## Extracted information
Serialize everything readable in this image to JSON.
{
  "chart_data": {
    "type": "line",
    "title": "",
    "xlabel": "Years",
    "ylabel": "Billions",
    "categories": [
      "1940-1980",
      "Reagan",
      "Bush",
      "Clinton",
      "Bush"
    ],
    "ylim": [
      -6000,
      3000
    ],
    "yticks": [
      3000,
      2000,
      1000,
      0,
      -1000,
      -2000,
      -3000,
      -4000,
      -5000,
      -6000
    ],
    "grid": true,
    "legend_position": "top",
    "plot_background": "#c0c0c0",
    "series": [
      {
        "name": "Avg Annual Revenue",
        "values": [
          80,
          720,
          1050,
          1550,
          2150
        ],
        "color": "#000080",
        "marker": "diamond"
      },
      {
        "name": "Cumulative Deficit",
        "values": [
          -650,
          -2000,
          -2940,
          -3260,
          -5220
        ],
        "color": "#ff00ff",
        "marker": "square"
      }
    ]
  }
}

## What the task asks
Where a line in the entries holds "name", copy that line.

## Output of the task
        "name": "Avg Annual Revenue",
        "name": "Cumulative Deficit",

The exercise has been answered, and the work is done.